To be done
Repeat the material below exactly, line for line.

Given records
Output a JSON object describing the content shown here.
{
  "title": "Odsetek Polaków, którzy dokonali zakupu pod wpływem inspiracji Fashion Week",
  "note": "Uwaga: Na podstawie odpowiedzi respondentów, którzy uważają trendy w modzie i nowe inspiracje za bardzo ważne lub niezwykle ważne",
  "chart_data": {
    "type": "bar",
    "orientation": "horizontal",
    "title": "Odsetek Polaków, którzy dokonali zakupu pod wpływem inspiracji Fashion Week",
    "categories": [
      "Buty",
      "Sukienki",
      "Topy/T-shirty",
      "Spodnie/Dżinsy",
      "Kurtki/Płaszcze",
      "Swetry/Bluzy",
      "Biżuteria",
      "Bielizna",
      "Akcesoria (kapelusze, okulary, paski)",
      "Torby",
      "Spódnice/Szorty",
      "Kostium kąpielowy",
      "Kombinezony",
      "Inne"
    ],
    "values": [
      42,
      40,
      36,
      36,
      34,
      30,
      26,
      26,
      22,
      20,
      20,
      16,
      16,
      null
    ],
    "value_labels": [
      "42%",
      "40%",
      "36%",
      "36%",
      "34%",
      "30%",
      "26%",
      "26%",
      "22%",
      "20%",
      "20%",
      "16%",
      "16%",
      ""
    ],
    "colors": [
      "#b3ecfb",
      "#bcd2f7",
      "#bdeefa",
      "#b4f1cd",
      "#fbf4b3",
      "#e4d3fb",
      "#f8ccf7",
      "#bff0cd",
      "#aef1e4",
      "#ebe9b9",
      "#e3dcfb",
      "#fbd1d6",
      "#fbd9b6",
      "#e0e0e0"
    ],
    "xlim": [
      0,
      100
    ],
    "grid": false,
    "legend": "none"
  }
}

Solution to this task
Output a JSON object describing the content shown here.
{
  "title": "Odsetek Polaków, którzy dokonali zakupu pod wpływem inspiracji Fashion Week",
  "note": "Uwaga: Na podstawie odpowiedzi respondentów, którzy uważają trendy w modzie i nowe inspiracje za bardzo ważne lub niezwykle ważne",
  "chart_data": {
    "type": "bar",
    "orientation": "horizontal",
    "title": "Odsetek Polaków, którzy dokonali zakupu pod wpływem inspiracji Fashion Week",
    "categories": [
      "Buty",
      "Sukienki",
      "Topy/T-shirty",
      "Spodnie/Dżinsy",
      "Kurtki/Płaszcze",
      "Swetry/Bluzy",
      "Biżuteria",
      "Bielizna",
      "Akcesoria (kapelusze, okulary, paski)",
      "Torby",
      "Spódnice/Szorty",
      "Kostium kąpielowy",
      "Kombinezony",
      "Inne"
    ],
    "values": [
      42,
      40,
      36,
      36,
      34,
      30,
      26,
      26,
      22,
      20,
      20,
      16,
      16,
      null
    ],
    "value_labels": [
      "42%",
      "40%",
      "36%",
      "36%",
      "34%",
      "30%",
      "26%",
      "26%",
      "22%",
      "20%",
      "20%",
      "16%",
      "16%",
      ""
    ],
    "colors": [
      "#b3ecfb",
      "#bcd2f7",
      "#bdeefa",
      "#b4f1cd",
      "#fbf4b3",
      "#e4d3fb",
      "#f8ccf7",
      "#bff0cd",
      "#aef1e4",
      "#ebe9b9",
      "#e3dcfb",
      "#fbd1d6",
      "#fbd9b6",
      "#e0e0e0"
    ],
    "xlim": [
      0,
      100
    ],
    "grid": false,
    "legend": "none"
  }
}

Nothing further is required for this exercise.